***** SOURCE MATERIAL
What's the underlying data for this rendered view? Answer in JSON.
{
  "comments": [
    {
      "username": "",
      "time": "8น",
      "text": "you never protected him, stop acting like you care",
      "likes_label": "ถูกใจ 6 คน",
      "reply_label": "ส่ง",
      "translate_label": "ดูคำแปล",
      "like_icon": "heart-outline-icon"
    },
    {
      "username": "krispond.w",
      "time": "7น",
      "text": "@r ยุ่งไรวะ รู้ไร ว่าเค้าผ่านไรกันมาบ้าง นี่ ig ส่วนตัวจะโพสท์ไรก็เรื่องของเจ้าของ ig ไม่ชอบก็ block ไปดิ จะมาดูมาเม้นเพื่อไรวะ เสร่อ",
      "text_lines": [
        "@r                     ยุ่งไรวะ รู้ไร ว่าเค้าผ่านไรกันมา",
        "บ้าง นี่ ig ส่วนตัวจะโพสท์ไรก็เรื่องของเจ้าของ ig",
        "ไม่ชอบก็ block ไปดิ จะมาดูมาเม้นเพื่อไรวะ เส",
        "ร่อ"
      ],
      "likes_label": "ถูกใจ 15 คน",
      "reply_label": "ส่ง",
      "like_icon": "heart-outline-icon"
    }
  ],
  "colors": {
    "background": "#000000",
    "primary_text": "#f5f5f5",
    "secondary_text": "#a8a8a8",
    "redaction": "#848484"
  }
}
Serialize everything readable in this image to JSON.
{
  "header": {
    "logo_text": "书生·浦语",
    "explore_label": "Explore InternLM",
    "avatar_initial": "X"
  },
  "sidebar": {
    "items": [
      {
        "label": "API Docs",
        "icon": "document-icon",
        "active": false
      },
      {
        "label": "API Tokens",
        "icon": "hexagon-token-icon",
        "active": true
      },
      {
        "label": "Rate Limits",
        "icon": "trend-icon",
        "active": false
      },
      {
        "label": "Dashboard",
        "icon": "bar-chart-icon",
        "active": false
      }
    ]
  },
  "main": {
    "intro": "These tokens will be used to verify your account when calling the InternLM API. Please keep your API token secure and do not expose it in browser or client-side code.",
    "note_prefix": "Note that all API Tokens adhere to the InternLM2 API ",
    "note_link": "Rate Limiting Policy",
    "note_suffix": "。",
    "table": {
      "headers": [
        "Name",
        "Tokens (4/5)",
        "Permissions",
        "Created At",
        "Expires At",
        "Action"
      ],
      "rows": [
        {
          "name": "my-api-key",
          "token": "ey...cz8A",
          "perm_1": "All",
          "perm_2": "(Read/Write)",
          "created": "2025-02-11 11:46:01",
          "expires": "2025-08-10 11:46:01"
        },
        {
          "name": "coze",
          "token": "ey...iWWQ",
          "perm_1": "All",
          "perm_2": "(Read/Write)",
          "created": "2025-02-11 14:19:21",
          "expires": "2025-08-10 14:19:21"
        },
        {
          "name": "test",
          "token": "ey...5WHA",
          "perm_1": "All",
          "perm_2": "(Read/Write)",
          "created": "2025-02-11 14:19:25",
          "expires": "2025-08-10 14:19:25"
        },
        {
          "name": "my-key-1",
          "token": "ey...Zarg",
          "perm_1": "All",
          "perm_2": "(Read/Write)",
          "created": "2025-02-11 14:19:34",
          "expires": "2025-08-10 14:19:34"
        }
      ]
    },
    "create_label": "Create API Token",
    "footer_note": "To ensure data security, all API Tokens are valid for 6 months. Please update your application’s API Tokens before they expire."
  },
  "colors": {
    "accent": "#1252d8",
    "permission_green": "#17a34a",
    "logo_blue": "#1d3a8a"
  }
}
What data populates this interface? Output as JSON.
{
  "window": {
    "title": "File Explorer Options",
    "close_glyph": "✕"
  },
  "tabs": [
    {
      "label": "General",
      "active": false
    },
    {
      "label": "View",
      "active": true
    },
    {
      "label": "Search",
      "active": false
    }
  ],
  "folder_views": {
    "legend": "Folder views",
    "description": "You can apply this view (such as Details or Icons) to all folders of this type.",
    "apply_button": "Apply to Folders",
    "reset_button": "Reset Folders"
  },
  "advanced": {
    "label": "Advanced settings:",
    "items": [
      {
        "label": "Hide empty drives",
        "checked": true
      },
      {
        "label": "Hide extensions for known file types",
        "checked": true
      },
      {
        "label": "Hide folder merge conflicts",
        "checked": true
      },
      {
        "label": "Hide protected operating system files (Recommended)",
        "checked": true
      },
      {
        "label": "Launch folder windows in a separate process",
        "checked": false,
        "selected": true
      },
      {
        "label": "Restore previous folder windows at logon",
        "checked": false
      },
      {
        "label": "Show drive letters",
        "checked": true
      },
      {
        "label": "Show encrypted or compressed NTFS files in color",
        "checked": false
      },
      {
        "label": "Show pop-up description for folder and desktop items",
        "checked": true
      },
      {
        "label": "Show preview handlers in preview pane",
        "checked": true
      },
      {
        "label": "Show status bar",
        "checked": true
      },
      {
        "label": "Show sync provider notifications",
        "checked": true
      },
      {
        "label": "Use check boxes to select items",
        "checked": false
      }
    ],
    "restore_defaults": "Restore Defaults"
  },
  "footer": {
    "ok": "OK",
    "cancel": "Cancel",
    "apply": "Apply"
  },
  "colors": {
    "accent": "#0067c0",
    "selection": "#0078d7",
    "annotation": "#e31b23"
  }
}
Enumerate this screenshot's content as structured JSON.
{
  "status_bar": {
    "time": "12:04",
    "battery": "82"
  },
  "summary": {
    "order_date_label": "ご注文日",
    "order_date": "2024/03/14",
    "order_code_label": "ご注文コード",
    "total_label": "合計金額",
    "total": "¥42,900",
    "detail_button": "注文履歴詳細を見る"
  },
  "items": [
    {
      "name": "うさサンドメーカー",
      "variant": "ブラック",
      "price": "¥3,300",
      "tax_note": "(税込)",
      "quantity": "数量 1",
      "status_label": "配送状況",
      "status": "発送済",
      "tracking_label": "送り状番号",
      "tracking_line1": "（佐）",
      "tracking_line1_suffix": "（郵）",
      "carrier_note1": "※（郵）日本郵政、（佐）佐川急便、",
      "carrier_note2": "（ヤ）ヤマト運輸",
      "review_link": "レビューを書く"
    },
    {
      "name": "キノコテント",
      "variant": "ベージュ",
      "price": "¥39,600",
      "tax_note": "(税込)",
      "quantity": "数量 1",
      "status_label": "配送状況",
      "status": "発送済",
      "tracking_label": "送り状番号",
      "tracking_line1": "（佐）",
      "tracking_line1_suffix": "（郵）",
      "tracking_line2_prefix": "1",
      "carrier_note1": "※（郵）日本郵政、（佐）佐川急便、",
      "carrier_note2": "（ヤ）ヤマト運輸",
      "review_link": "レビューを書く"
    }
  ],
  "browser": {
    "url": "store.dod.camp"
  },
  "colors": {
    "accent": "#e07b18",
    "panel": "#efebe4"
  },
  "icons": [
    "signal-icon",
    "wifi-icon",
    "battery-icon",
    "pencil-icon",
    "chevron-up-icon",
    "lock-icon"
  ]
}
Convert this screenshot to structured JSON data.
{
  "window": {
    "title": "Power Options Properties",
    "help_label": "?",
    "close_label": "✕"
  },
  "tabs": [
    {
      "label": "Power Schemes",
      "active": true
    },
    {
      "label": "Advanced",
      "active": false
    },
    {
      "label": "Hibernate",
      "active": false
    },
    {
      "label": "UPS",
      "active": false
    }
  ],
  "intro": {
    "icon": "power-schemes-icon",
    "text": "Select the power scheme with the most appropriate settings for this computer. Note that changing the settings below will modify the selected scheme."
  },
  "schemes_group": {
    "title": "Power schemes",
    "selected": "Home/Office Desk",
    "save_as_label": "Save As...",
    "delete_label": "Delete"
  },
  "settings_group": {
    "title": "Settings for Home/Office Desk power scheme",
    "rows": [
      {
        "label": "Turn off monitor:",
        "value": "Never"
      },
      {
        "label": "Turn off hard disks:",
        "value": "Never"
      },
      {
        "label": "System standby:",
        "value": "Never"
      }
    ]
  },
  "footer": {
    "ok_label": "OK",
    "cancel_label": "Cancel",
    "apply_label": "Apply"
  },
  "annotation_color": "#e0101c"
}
**********
:: WORK INSTRUCTIONS ::
Show all lines from the listing above in which "องของเจ" appears.

:: FINAL RESULT ::
      "text": "@r ยุ่งไรวะ รู้ไร ว่าเค้าผ่านไรกันมาบ้าง นี่ ig ส่วนตัวจะโพสท์ไรก็เรื่องของเจ้าของ ig ไม่ชอบก็ block ไปดิ จะมาดูมาเม้นเพื่อไรวะ เสร่อ",
        "บ้าง นี่ ig ส่วนตัวจะโพสท์ไรก็เรื่องของเจ้าของ ig",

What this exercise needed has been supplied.